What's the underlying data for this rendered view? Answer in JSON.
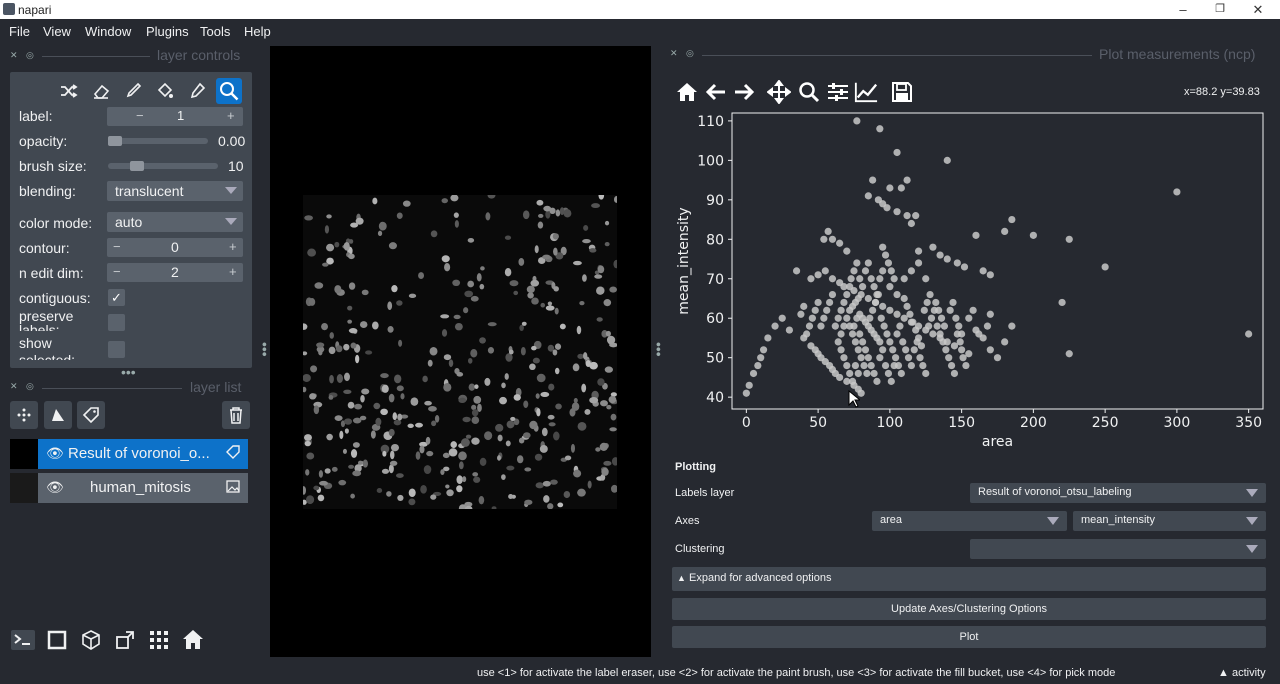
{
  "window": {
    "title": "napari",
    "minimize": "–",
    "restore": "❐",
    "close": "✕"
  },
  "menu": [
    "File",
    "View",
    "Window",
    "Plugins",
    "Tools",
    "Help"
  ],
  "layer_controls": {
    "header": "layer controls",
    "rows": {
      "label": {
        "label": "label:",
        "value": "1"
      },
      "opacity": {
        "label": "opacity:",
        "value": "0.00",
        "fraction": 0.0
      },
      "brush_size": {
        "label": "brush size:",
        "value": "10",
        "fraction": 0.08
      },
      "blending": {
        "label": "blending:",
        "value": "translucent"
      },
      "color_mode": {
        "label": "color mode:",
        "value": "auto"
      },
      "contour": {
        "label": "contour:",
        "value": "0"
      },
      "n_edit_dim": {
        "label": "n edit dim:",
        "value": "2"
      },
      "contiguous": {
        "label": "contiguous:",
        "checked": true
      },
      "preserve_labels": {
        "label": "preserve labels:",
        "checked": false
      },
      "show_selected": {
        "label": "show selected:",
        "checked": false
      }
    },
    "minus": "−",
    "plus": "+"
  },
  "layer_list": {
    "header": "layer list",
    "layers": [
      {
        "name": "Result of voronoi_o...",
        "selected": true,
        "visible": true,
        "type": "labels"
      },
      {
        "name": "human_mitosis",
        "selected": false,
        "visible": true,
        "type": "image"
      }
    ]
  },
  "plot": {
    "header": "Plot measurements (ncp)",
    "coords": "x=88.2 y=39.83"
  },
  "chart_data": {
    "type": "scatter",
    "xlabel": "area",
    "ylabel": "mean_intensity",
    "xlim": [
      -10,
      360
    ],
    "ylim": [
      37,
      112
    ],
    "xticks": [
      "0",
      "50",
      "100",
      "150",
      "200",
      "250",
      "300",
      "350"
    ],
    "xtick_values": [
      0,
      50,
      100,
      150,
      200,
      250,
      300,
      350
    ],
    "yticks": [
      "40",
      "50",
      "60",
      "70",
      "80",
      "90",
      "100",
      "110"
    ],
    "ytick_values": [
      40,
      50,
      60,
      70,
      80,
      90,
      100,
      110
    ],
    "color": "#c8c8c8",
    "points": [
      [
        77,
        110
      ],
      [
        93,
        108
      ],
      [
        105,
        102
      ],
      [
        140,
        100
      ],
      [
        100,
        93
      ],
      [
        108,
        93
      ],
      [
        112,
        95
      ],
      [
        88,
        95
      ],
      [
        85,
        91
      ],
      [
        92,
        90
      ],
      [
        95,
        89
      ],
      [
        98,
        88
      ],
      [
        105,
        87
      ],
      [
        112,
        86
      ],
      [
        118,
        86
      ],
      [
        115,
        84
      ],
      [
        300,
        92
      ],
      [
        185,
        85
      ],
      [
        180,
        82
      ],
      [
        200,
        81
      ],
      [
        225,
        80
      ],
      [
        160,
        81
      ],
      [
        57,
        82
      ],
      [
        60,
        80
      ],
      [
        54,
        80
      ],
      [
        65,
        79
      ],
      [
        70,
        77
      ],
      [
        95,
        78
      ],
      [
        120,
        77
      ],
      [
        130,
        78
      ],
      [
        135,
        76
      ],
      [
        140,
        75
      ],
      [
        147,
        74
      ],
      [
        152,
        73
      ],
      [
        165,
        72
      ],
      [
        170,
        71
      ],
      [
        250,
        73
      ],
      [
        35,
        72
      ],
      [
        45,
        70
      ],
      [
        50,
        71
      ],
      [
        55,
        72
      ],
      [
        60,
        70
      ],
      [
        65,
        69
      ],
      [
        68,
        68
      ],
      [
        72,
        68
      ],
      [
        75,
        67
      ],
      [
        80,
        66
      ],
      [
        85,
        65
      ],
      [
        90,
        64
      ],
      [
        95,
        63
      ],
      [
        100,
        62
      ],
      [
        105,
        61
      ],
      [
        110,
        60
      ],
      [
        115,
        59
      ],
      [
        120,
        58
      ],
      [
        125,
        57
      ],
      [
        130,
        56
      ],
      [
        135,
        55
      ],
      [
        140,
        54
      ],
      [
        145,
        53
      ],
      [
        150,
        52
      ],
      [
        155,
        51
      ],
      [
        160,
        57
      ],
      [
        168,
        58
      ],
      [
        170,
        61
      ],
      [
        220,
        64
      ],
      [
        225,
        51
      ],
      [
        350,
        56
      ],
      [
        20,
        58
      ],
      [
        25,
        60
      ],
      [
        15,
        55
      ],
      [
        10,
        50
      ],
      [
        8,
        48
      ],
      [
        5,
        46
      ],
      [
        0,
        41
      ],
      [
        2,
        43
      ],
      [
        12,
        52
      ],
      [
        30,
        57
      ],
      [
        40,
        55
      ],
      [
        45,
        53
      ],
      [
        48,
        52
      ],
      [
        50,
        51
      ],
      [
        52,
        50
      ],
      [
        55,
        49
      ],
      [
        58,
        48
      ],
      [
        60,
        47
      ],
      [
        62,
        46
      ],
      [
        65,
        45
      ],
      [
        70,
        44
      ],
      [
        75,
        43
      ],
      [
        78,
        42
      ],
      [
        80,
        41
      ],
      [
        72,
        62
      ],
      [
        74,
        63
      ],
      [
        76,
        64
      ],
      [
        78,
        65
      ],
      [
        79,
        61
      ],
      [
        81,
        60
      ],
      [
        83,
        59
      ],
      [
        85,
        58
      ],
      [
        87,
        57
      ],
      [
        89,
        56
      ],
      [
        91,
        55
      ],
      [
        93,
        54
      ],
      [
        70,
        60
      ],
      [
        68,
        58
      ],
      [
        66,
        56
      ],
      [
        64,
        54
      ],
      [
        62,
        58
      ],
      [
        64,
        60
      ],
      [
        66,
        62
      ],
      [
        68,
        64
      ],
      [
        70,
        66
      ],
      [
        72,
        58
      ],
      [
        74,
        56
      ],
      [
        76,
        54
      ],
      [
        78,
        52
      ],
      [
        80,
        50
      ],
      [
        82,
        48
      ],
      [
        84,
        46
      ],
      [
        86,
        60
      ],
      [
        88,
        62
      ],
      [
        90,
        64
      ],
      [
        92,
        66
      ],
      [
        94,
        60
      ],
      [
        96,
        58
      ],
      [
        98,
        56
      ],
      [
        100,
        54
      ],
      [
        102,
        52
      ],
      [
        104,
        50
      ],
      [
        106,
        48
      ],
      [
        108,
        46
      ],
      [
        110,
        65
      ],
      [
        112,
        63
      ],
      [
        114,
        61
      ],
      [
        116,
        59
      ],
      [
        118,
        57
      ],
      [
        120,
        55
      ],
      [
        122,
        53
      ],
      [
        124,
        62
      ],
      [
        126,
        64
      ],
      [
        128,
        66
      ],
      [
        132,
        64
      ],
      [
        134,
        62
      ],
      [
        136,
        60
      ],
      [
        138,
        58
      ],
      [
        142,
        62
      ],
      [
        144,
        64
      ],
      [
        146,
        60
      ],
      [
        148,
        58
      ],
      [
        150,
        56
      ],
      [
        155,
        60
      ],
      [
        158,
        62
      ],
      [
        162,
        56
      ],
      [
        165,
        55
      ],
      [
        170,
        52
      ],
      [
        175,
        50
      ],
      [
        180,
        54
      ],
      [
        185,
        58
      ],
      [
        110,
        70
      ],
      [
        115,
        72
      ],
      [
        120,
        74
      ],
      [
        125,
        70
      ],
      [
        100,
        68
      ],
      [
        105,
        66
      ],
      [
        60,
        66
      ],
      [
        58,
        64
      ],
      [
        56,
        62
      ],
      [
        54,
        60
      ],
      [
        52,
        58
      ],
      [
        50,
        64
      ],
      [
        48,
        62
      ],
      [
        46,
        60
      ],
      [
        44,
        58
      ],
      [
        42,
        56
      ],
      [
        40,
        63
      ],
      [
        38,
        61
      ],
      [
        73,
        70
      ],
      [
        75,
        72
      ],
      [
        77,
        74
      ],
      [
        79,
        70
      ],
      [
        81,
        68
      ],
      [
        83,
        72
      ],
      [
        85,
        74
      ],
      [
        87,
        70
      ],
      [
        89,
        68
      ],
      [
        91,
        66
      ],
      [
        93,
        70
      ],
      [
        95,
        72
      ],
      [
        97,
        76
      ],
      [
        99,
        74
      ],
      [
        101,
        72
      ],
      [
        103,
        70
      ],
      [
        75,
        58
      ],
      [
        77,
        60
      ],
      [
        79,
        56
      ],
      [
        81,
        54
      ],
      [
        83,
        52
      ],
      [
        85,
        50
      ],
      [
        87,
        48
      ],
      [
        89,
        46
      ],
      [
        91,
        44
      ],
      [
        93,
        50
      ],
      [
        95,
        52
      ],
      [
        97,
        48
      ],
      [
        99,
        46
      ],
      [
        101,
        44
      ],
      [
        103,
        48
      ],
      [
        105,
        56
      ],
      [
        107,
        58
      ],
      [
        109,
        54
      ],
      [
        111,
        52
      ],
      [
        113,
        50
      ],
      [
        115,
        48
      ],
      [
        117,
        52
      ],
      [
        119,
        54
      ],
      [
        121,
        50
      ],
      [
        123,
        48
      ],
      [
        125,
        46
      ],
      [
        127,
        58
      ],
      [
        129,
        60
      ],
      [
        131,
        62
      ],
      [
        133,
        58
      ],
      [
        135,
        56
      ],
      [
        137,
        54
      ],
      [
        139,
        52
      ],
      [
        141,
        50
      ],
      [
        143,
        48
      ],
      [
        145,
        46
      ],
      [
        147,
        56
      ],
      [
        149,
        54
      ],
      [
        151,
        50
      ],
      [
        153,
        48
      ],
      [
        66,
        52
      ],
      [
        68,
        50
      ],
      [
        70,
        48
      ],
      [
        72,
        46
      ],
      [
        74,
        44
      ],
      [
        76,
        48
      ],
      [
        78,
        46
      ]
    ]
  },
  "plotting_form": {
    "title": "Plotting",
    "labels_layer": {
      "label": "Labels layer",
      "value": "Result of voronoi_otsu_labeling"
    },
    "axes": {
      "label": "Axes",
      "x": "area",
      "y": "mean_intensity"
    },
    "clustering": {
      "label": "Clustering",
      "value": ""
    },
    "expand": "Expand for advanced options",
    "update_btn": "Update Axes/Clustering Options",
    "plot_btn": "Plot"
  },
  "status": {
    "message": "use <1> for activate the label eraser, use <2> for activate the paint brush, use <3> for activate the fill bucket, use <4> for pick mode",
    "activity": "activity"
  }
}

· · · · ·

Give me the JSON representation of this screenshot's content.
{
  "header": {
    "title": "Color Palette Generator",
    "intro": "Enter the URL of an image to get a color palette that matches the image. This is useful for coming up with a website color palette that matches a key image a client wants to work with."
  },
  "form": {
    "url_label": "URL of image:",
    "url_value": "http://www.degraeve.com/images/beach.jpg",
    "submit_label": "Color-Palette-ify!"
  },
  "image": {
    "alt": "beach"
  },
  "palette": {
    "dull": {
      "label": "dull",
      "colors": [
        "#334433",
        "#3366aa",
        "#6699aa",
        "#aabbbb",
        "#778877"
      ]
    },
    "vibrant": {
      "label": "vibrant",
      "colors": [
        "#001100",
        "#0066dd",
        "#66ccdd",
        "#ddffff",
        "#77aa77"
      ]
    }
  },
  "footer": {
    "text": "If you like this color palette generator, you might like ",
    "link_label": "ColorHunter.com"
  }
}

· · · · ·

▶ **Challenge**
Across the records, how many lines contain "header"? Only the number should be given.

▶ **Task result**
4